Please give the count of lines holding the string "name" and nothing besides.

--- Start ---

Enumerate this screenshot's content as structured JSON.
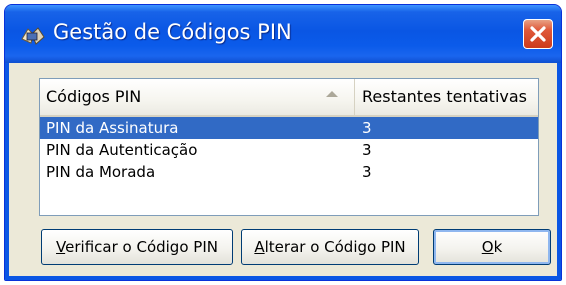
{
  "window": {
    "title": "Gestão de Códigos PIN",
    "title_icon": "hands-cards-icon",
    "close_icon": "close-icon"
  },
  "list": {
    "columns": [
      "Códigos PIN",
      "Restantes tentativas"
    ],
    "sort_icon": "sort-ascending-icon",
    "rows": [
      {
        "name": "PIN da Assinatura",
        "attempts": "3",
        "selected": true
      },
      {
        "name": "PIN da Autenticação",
        "attempts": "3",
        "selected": false
      },
      {
        "name": "PIN da Morada",
        "attempts": "3",
        "selected": false
      }
    ]
  },
  "buttons": {
    "verify": {
      "mnemonic": "V",
      "rest": "erificar o Código PIN"
    },
    "change": {
      "mnemonic": "A",
      "rest": "lterar o Código PIN"
    },
    "ok": {
      "mnemonic": "O",
      "rest": "k"
    }
  },
  "colors": {
    "titlebar": "#0a56e4",
    "selection": "#316ac5",
    "close": "#e0593a",
    "dialog_bg": "#ece9d8"
  }
}
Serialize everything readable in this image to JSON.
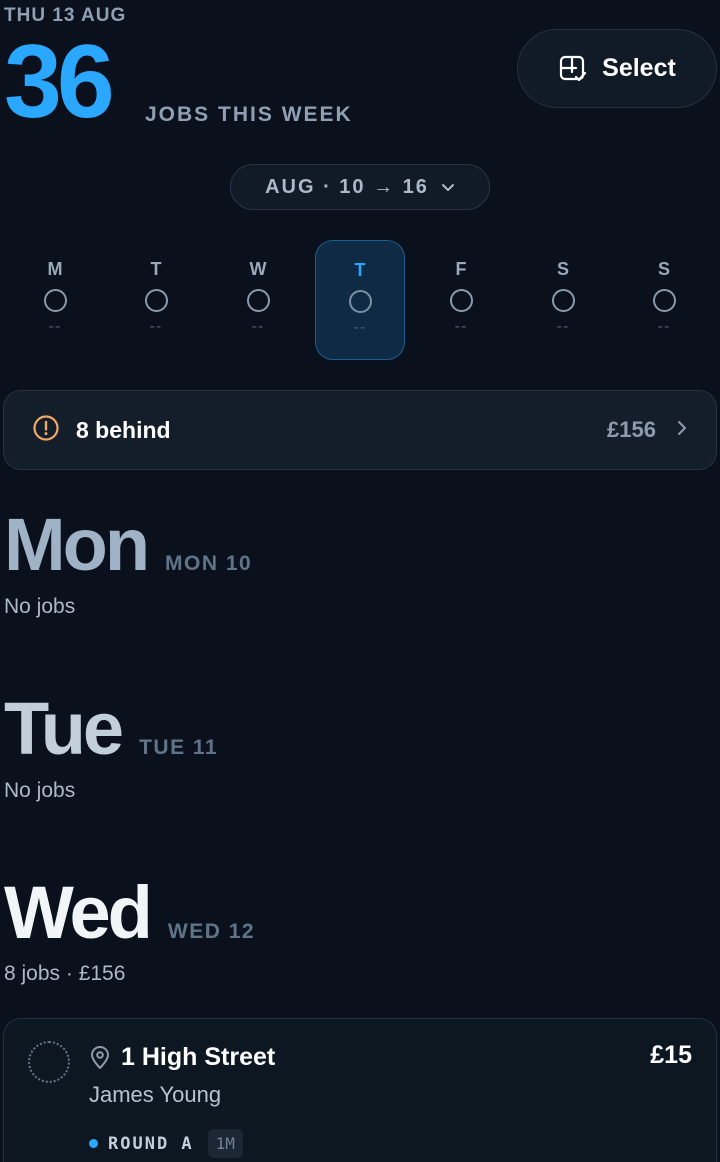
{
  "header": {
    "date_label": "THU 13 AUG",
    "job_count": "36",
    "job_count_label": "JOBS THIS WEEK",
    "select_label": "Select",
    "select_icon": "grid-check-icon"
  },
  "week_range": {
    "label": "AUG · 10 → 16",
    "icon": "chevron-down-icon"
  },
  "week_days": [
    {
      "letter": "M",
      "value": "--",
      "active": false
    },
    {
      "letter": "T",
      "value": "--",
      "active": false
    },
    {
      "letter": "W",
      "value": "--",
      "active": false
    },
    {
      "letter": "T",
      "value": "--",
      "active": true
    },
    {
      "letter": "F",
      "value": "--",
      "active": false
    },
    {
      "letter": "S",
      "value": "--",
      "active": false
    },
    {
      "letter": "S",
      "value": "--",
      "active": false
    }
  ],
  "behind": {
    "label": "8 behind",
    "amount": "£156",
    "icon": "warning-circle-icon"
  },
  "days": [
    {
      "big": "Mon",
      "small": "MON 10",
      "summary": "No jobs",
      "color": "#9fb2c6"
    },
    {
      "big": "Tue",
      "small": "TUE 11",
      "summary": "No jobs",
      "color": "#c3cedb"
    },
    {
      "big": "Wed",
      "small": "WED 12",
      "summary": "8 jobs · £156",
      "color": "#f2f5f8"
    }
  ],
  "job": {
    "address": "1 High Street",
    "customer": "James Young",
    "price": "£15",
    "round": "ROUND A",
    "frequency": "1M"
  },
  "colors": {
    "accent": "#2aa8ff",
    "warning": "#f0a868",
    "background": "#0a111c"
  }
}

--- End ---

(Exercise solution)
3